**Your task:** Look through the material below. Copy each line that contains the string "形成一束束粗粗细细的光柱".

**Extracted data:**

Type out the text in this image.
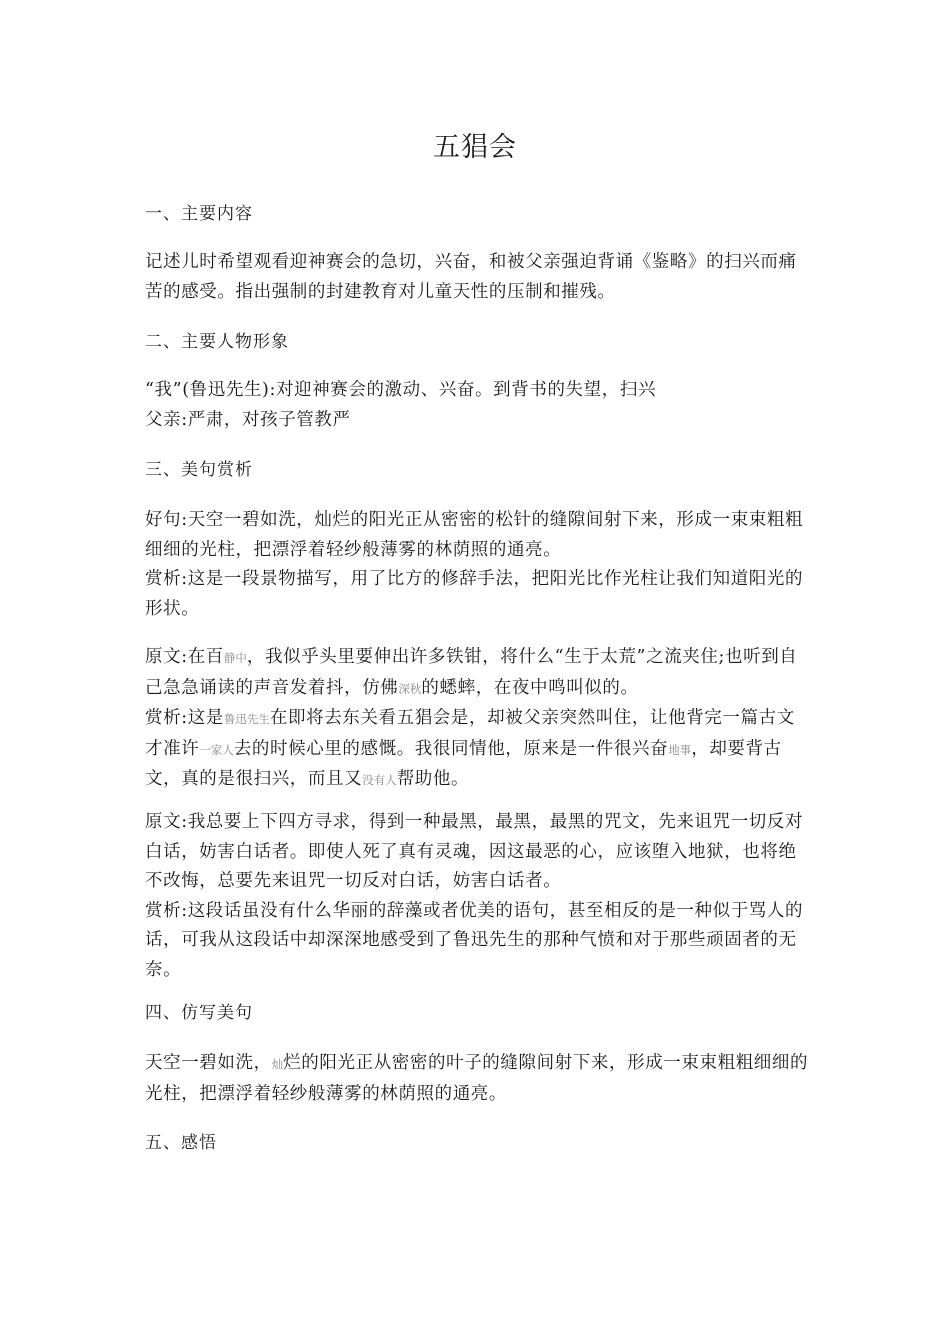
五猖会
一、主要内容

记述儿时希望观看迎神赛会的急切，兴奋，和被父亲强迫背诵《鉴略》的扫兴而痛苦的感受。指出强制的封建教育对儿童天性的压制和摧残。

二、主要人物形象

“我”(鲁迅先生):对迎神赛会的激动、兴奋。到背书的失望，扫兴

父亲:严肃，对孩子管教严

三、美句赏析

好句:天空一碧如洗，灿烂的阳光正从密密的松针的缝隙间射下来，形成一束束粗粗细细的光柱，把漂浮着轻纱般薄雾的林荫照的通亮。

赏析:这是一段景物描写，用了比方的修辞手法，把阳光比作光柱让我们知道阳光的形状。

原文:在百静中，我似乎头里要伸出许多铁钳，将什么“生于太荒”之流夹住;也听到自己急急诵读的声音发着抖，仿佛深秋的蟋蟀，在夜中鸣叫似的。

赏析:这是鲁迅先生在即将去东关看五猖会是，却被父亲突然叫住，让他背完一篇古文才准许一家人去的时候心里的感慨。我很同情他，原来是一件很兴奋地事，却要背古文，真的是很扫兴，而且又没有人帮助他。

原文:我总要上下四方寻求，得到一种最黑，最黑，最黑的咒文，先来诅咒一切反对白话，妨害白话者。即使人死了真有灵魂，因这最恶的心，应该堕入地狱，也将绝不改悔，总要先来诅咒一切反对白话，妨害白话者。

赏析:这段话虽没有什么华丽的辞藻或者优美的语句，甚至相反的是一种似于骂人的话，可我从这段话中却深深地感受到了鲁迅先生的那种气愤和对于那些顽固者的无奈。

四、仿写美句

天空一碧如洗，灿烂的阳光正从密密的叶子的缝隙间射下来，形成一束束粗粗细细的光柱，把漂浮着轻纱般薄雾的林荫照的通亮。

五、感悟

**Full output:**
好句:天空一碧如洗，灿烂的阳光正从密密的松针的缝隙间射下来，形成一束束粗粗细细的光柱，把漂浮着轻纱般薄雾的林荫照的通亮。
天空一碧如洗，灿烂的阳光正从密密的叶子的缝隙间射下来，形成一束束粗粗细细的光柱，把漂浮着轻纱般薄雾的林荫照的通亮。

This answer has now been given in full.